* Exercise task: Each entry here needs to be set down again exactly, please; pictures are left out.

* Dataset content:
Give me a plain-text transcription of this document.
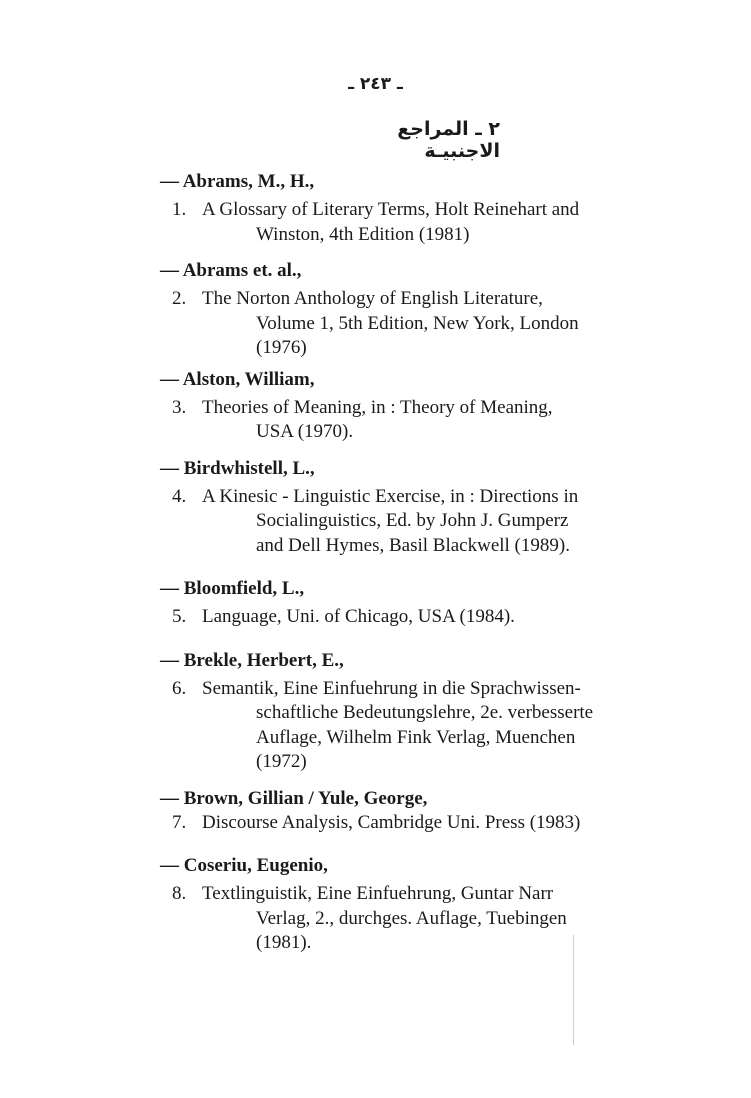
ـ ٢٤٣ ـ
٢ ـ المراجع الاجنبيـة
— Abrams, M., H.,
1. A Glossary of Literary Terms, Holt Reinehart and
Winston, 4th Edition (1981)
— Abrams et. al.,
2. The Norton Anthology of English Literature,
Volume 1, 5th Edition, New York, London
(1976)
— Alston, William,
3. Theories of Meaning, in : Theory of Meaning,
USA (1970).
— Birdwhistell, L.,
4. A Kinesic - Linguistic Exercise, in : Directions in
Socialinguistics, Ed. by John J. Gumperz
and Dell Hymes, Basil Blackwell (1989).
— Bloomfield, L.,
5. Language, Uni. of Chicago, USA (1984).
— Brekle, Herbert, E.,
6. Semantik, Eine Einfuehrung in die Sprachwissen-
schaftliche Bedeutungslehre, 2e. verbesserte
Auflage, Wilhelm Fink Verlag, Muenchen
(1972)
— Brown, Gillian / Yule, George,
7. Discourse Analysis, Cambridge Uni. Press (1983)
— Coseriu, Eugenio,
8. Textlinguistik, Eine Einfuehrung, Guntar Narr
Verlag, 2., durchges. Auflage, Tuebingen
(1981).
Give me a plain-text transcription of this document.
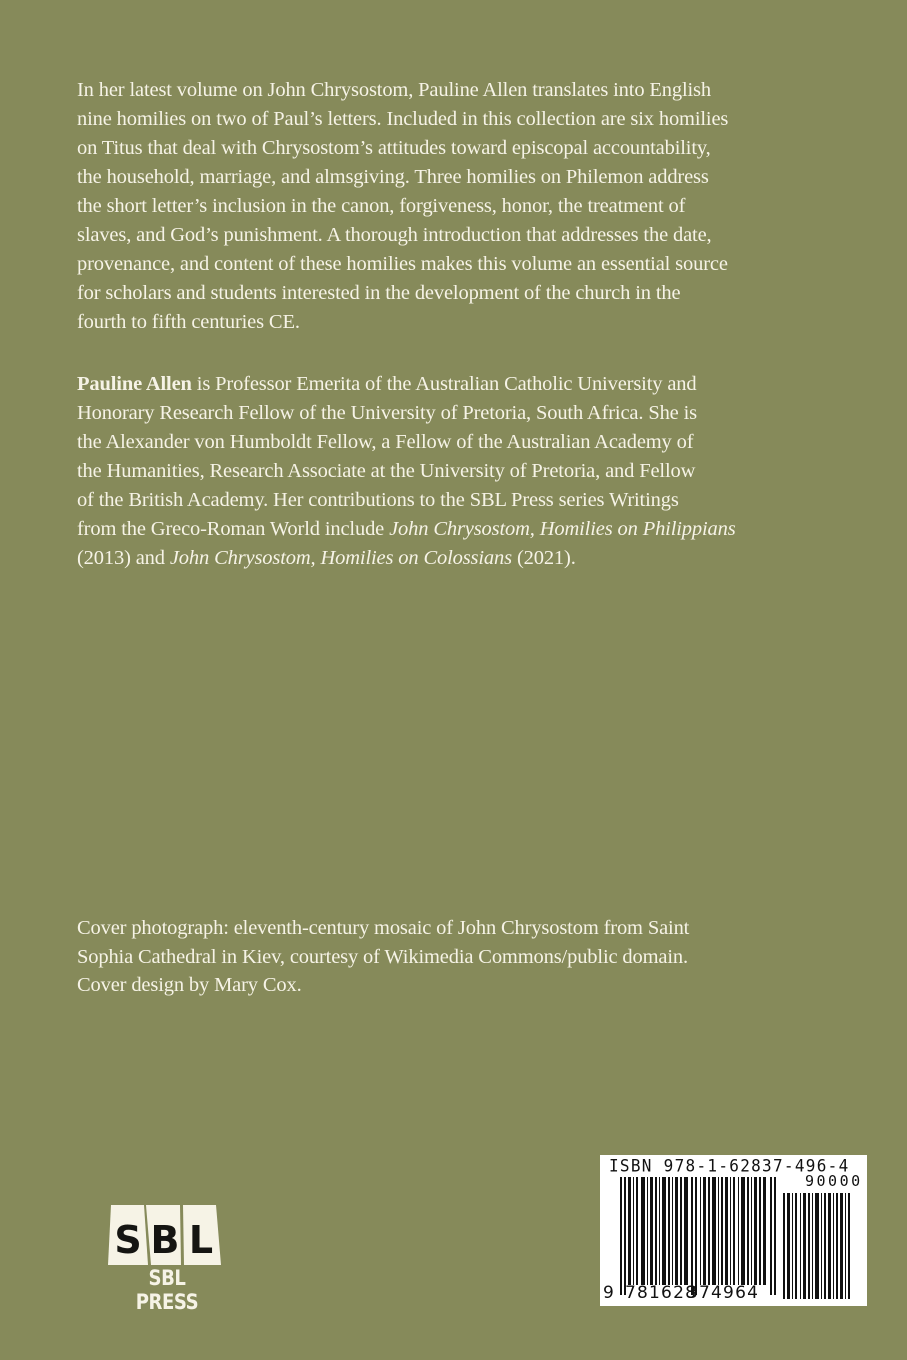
In her latest volume on John Chrysostom, Pauline Allen translates into English
nine homilies on two of Paul’s letters. Included in this collection are six homilies
on Titus that deal with Chrysostom’s attitudes toward episcopal accountability,
the household, marriage, and almsgiving. Three homilies on Philemon address
the short letter’s inclusion in the canon, forgiveness, honor, the treatment of
slaves, and God’s punishment. A thorough introduction that addresses the date,
provenance, and content of these homilies makes this volume an essential source
for scholars and students interested in the development of the church in the
fourth to fifth centuries CE.
Pauline Allen is Professor Emerita of the Australian Catholic University and
Honorary Research Fellow of the University of Pretoria, South Africa. She is
the Alexander von Humboldt Fellow, a Fellow of the Australian Academy of
the Humanities, Research Associate at the University of Pretoria, and Fellow
of the British Academy. Her contributions to the SBL Press series Writings
from the Greco-Roman World include John Chrysostom, Homilies on Philippians
(2013) and John Chrysostom, Homilies on Colossians (2021).
Cover photograph: eleventh-century mosaic of John Chrysostom from Saint
Sophia Cathedral in Kiev, courtesy of Wikimedia Commons/public domain.
Cover design by Mary Cox.
S B L
SBL PRESS
ISBN 978-1-62837-496-4
90000
9 781628
374964
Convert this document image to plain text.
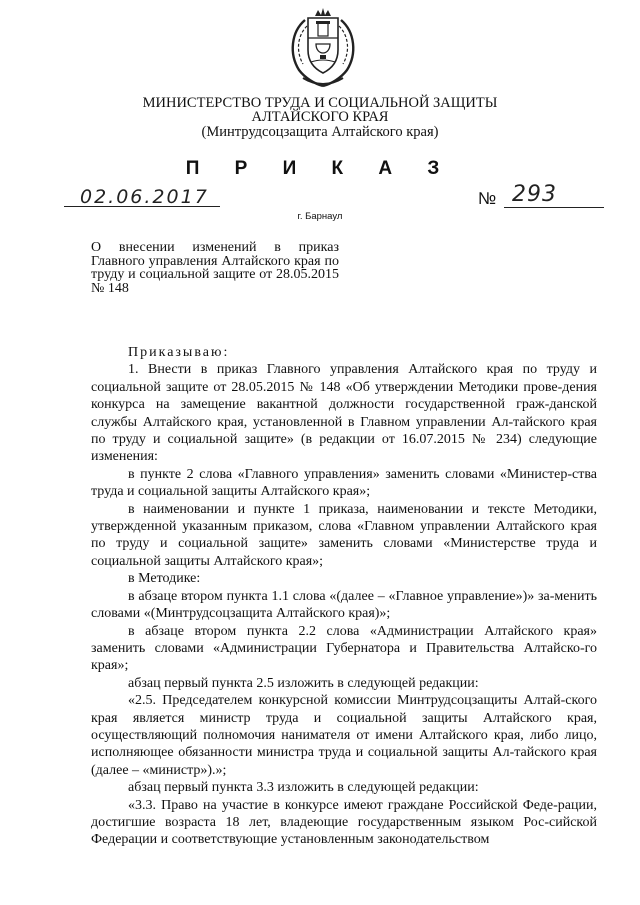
МИНИСТЕРСТВО ТРУДА И СОЦИАЛЬНОЙ ЗАЩИТЫ
АЛТАЙСКОГО КРАЯ
(Минтрудсоцзащита Алтайского края)
П Р И К А З
02.06.2017	№ 293
г. Барнаул
О внесении изменений в приказ Главного управления Алтайского края по труду и социальной защите от 28.05.2015 № 148

Приказываю:

1. Внести в приказ Главного управления Алтайского края по труду и социальной защите от 28.05.2015 № 148 «Об утверждении Методики прове-дения конкурса на замещение вакантной должности государственной граж-данской службы Алтайского края, установленной в Главном управлении Ал-тайского края по труду и социальной защите» (в редакции от 16.07.2015 № 234) следующие изменения:

в пункте 2 слова «Главного управления» заменить словами «Министер-ства труда и социальной защиты Алтайского края»;

в наименовании и пункте 1 приказа, наименовании и тексте Методики, утвержденной указанным приказом, слова «Главном управлении Алтайского края по труду и социальной защите» заменить словами «Министерстве труда и социальной защиты Алтайского края»;

в Методике:

в абзаце втором пункта 1.1 слова «(далее – «Главное управление»)» за-менить словами «(Минтрудсоцзащита Алтайского края)»;

в абзаце втором пункта 2.2 слова «Администрации Алтайского края» заменить словами «Администрации Губернатора и Правительства Алтайско-го края»;

абзац первый пункта 2.5 изложить в следующей редакции:

«2.5. Председателем конкурсной комиссии Минтрудсоцзащиты Алтай-ского края является министр труда и социальной защиты Алтайского края, осуществляющий полномочия нанимателя от имени Алтайского края, либо лицо, исполняющее обязанности министра труда и социальной защиты Ал-тайского края (далее – «министр»).»;

абзац первый пункта 3.3 изложить в следующей редакции:

«3.3. Право на участие в конкурсе имеют граждане Российской Феде-рации, достигшие возраста 18 лет, владеющие государственным языком Рос-сийской Федерации и соответствующие установленным законодательством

* Complete answer:
Give me a plain-text transcription of this document.
ـ ٢٤٣ ـ
٢ ـ المراجع الاجنبيـة
— Abrams, M., H.,
1. A Glossary of Literary Terms, Holt Reinehart and
Winston, 4th Edition (1981)
— Abrams et. al.,
2. The Norton Anthology of English Literature,
Volume 1, 5th Edition, New York, London
(1976)
— Alston, William,
3. Theories of Meaning, in : Theory of Meaning,
USA (1970).
— Birdwhistell, L.,
4. A Kinesic - Linguistic Exercise, in : Directions in
Socialinguistics, Ed. by John J. Gumperz
and Dell Hymes, Basil Blackwell (1989).
— Bloomfield, L.,
5. Language, Uni. of Chicago, USA (1984).
— Brekle, Herbert, E.,
6. Semantik, Eine Einfuehrung in die Sprachwissen-
schaftliche Bedeutungslehre, 2e. verbesserte
Auflage, Wilhelm Fink Verlag, Muenchen
(1972)
— Brown, Gillian / Yule, George,
7. Discourse Analysis, Cambridge Uni. Press (1983)
— Coseriu, Eugenio,
8. Textlinguistik, Eine Einfuehrung, Guntar Narr
Verlag, 2., durchges. Auflage, Tuebingen
(1981).
Give me a plain-text transcription of this document.
In her latest volume on John Chrysostom, Pauline Allen translates into English
nine homilies on two of Paul’s letters. Included in this collection are six homilies
on Titus that deal with Chrysostom’s attitudes toward episcopal accountability,
the household, marriage, and almsgiving. Three homilies on Philemon address
the short letter’s inclusion in the canon, forgiveness, honor, the treatment of
slaves, and God’s punishment. A thorough introduction that addresses the date,
provenance, and content of these homilies makes this volume an essential source
for scholars and students interested in the development of the church in the
fourth to fifth centuries CE.
Pauline Allen is Professor Emerita of the Australian Catholic University and
Honorary Research Fellow of the University of Pretoria, South Africa. She is
the Alexander von Humboldt Fellow, a Fellow of the Australian Academy of
the Humanities, Research Associate at the University of Pretoria, and Fellow
of the British Academy. Her contributions to the SBL Press series Writings
from the Greco-Roman World include John Chrysostom, Homilies on Philippians
(2013) and John Chrysostom, Homilies on Colossians (2021).
Cover photograph: eleventh-century mosaic of John Chrysostom from Saint
Sophia Cathedral in Kiev, courtesy of Wikimedia Commons/public domain.
Cover design by Mary Cox.
S B L
SBL PRESS
ISBN 978-1-62837-496-4
90000
9 781628
374964
Convert this document image to plain text.
МИНИСТЕРСТВО ТРУДА И СОЦИАЛЬНОЙ ЗАЩИТЫ
АЛТАЙСКОГО КРАЯ
(Минтрудсоцзащита Алтайского края)
П Р И К А З
02.06.2017	№ 293
г. Барнаул
О внесении изменений в приказ Главного управления Алтайского края по труду и социальной защите от 28.05.2015 № 148

Приказываю:

1. Внести в приказ Главного управления Алтайского края по труду и социальной защите от 28.05.2015 № 148 «Об утверждении Методики прове-дения конкурса на замещение вакантной должности государственной граж-данской службы Алтайского края, установленной в Главном управлении Ал-тайского края по труду и социальной защите» (в редакции от 16.07.2015 № 234) следующие изменения:

в пункте 2 слова «Главного управления» заменить словами «Министер-ства труда и социальной защиты Алтайского края»;

в наименовании и пункте 1 приказа, наименовании и тексте Методики, утвержденной указанным приказом, слова «Главном управлении Алтайского края по труду и социальной защите» заменить словами «Министерстве труда и социальной защиты Алтайского края»;

в Методике:

в абзаце втором пункта 1.1 слова «(далее – «Главное управление»)» за-менить словами «(Минтрудсоцзащита Алтайского края)»;

в абзаце втором пункта 2.2 слова «Администрации Алтайского края» заменить словами «Администрации Губернатора и Правительства Алтайско-го края»;

абзац первый пункта 2.5 изложить в следующей редакции:

«2.5. Председателем конкурсной комиссии Минтрудсоцзащиты Алтай-ского края является министр труда и социальной защиты Алтайского края, осуществляющий полномочия нанимателя от имени Алтайского края, либо лицо, исполняющее обязанности министра труда и социальной защиты Ал-тайского края (далее – «министр»).»;

абзац первый пункта 3.3 изложить в следующей редакции:

«3.3. Право на участие в конкурсе имеют граждане Российской Феде-рации, достигшие возраста 18 лет, владеющие государственным языком Рос-сийской Федерации и соответствующие установленным законодательством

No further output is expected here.